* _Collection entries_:
──────

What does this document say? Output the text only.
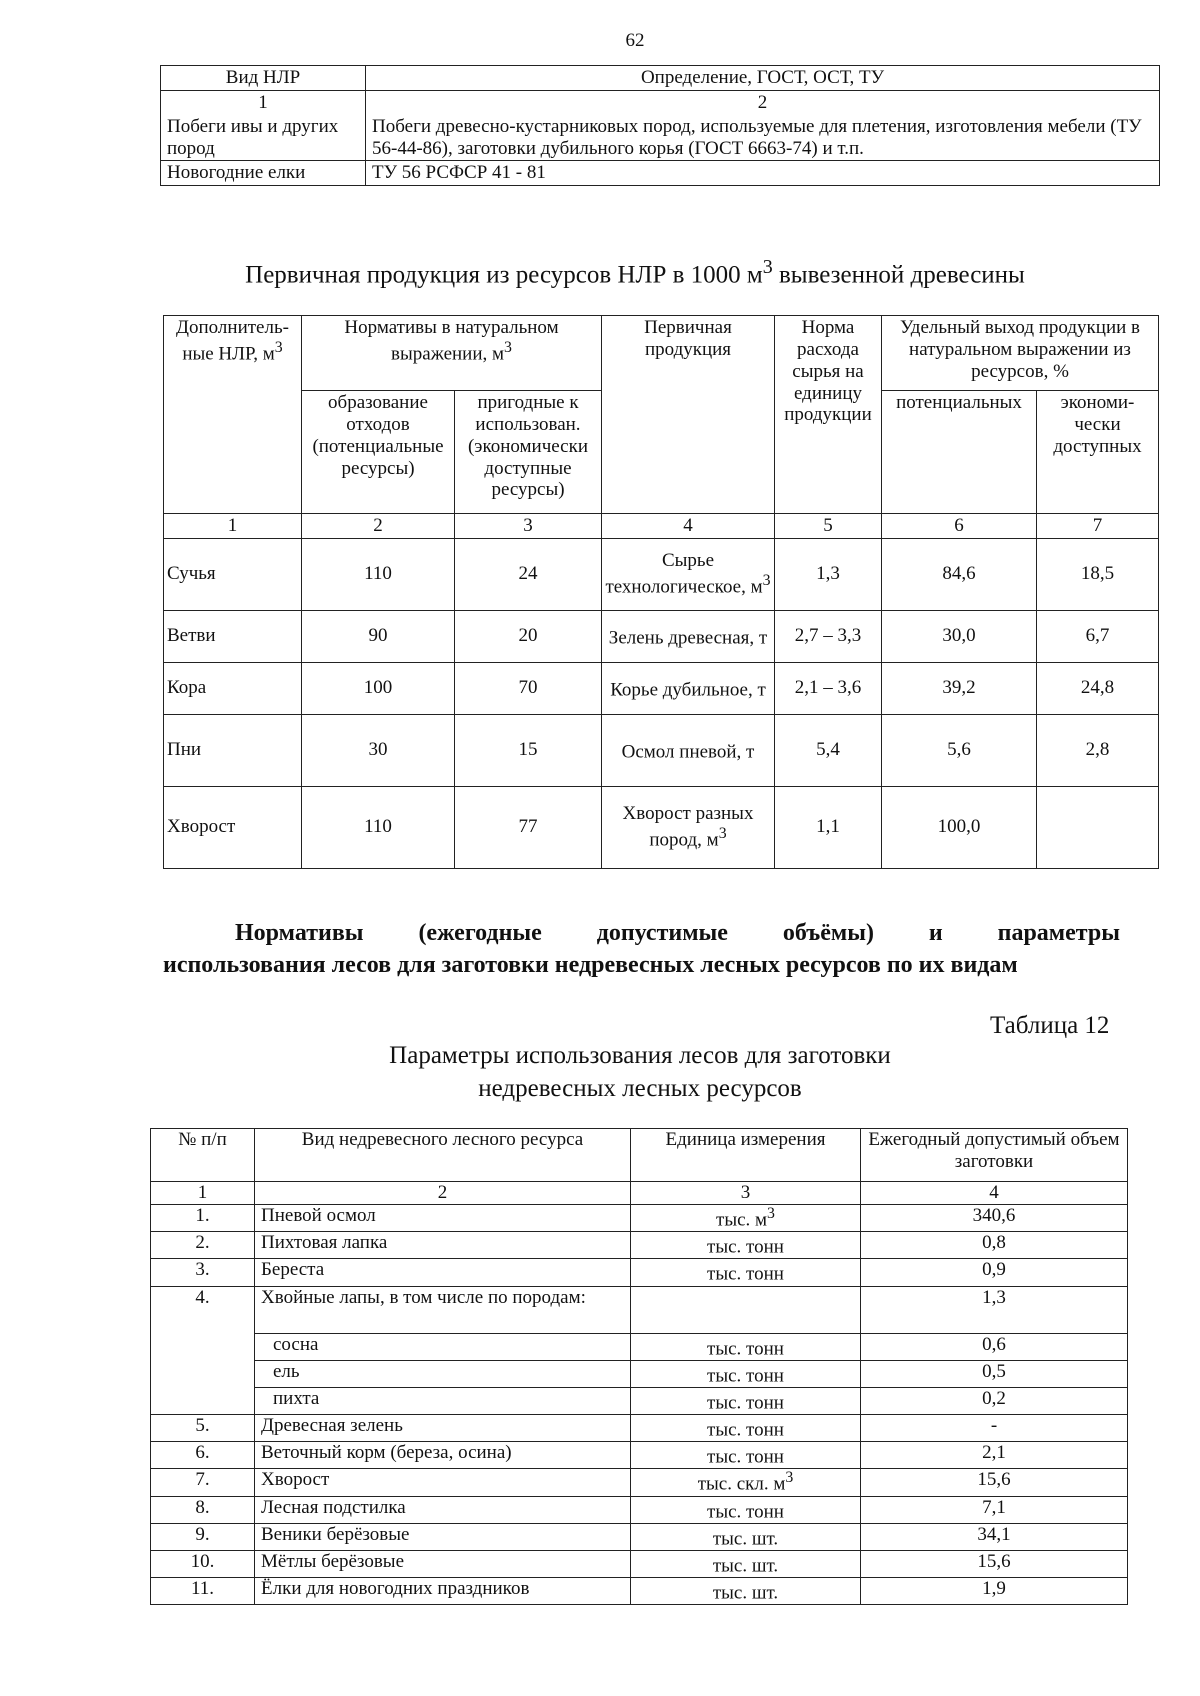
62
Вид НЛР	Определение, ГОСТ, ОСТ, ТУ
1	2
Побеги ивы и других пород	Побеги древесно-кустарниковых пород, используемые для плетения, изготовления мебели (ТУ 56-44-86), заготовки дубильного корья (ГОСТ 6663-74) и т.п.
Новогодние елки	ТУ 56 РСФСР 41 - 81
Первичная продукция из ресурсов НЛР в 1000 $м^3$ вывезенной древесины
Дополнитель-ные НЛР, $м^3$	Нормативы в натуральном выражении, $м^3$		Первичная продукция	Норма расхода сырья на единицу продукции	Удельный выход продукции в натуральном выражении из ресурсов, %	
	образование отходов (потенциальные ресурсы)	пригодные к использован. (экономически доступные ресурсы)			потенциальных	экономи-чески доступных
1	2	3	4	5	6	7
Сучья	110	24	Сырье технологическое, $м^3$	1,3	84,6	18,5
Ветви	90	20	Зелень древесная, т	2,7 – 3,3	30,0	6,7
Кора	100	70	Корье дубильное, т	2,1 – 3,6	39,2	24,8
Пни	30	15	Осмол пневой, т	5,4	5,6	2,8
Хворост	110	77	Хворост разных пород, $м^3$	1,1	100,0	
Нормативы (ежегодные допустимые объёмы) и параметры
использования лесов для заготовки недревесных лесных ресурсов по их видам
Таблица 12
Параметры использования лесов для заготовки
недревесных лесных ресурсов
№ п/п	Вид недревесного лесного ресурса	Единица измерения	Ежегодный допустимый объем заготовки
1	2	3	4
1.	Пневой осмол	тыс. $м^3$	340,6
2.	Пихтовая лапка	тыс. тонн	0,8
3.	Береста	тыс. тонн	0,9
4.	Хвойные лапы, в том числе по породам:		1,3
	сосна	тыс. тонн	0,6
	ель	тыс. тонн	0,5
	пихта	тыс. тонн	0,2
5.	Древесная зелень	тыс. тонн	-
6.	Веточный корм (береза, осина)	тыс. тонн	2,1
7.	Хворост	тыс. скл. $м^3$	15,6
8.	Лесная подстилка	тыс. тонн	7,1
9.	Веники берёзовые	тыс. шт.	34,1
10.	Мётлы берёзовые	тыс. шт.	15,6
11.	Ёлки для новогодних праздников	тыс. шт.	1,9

──────

* _TASK BRIEF_: Drop the images and quote the entries word for word.

* _FULL ANSWER_:
What does this document say? Output the text only.
62
Вид НЛР	Определение, ГОСТ, ОСТ, ТУ
1	2
Побеги ивы и других пород	Побеги древесно-кустарниковых пород, используемые для плетения, изготовления мебели (ТУ 56-44-86), заготовки дубильного корья (ГОСТ 6663-74) и т.п.
Новогодние елки	ТУ 56 РСФСР 41 - 81
Первичная продукция из ресурсов НЛР в 1000 $м^3$ вывезенной древесины
Дополнитель-ные НЛР, $м^3$	Нормативы в натуральном выражении, $м^3$		Первичная продукция	Норма расхода сырья на единицу продукции	Удельный выход продукции в натуральном выражении из ресурсов, %	
	образование отходов (потенциальные ресурсы)	пригодные к использован. (экономически доступные ресурсы)			потенциальных	экономи-чески доступных
1	2	3	4	5	6	7
Сучья	110	24	Сырье технологическое, $м^3$	1,3	84,6	18,5
Ветви	90	20	Зелень древесная, т	2,7 – 3,3	30,0	6,7
Кора	100	70	Корье дубильное, т	2,1 – 3,6	39,2	24,8
Пни	30	15	Осмол пневой, т	5,4	5,6	2,8
Хворост	110	77	Хворост разных пород, $м^3$	1,1	100,0	
Нормативы (ежегодные допустимые объёмы) и параметры
использования лесов для заготовки недревесных лесных ресурсов по их видам
Таблица 12
Параметры использования лесов для заготовки
недревесных лесных ресурсов
№ п/п	Вид недревесного лесного ресурса	Единица измерения	Ежегодный допустимый объем заготовки
1	2	3	4
1.	Пневой осмол	тыс. $м^3$	340,6
2.	Пихтовая лапка	тыс. тонн	0,8
3.	Береста	тыс. тонн	0,9
4.	Хвойные лапы, в том числе по породам:		1,3
	сосна	тыс. тонн	0,6
	ель	тыс. тонн	0,5
	пихта	тыс. тонн	0,2
5.	Древесная зелень	тыс. тонн	-
6.	Веточный корм (береза, осина)	тыс. тонн	2,1
7.	Хворост	тыс. скл. $м^3$	15,6
8.	Лесная подстилка	тыс. тонн	7,1
9.	Веники берёзовые	тыс. шт.	34,1
10.	Мётлы берёзовые	тыс. шт.	15,6
11.	Ёлки для новогодних праздников	тыс. шт.	1,9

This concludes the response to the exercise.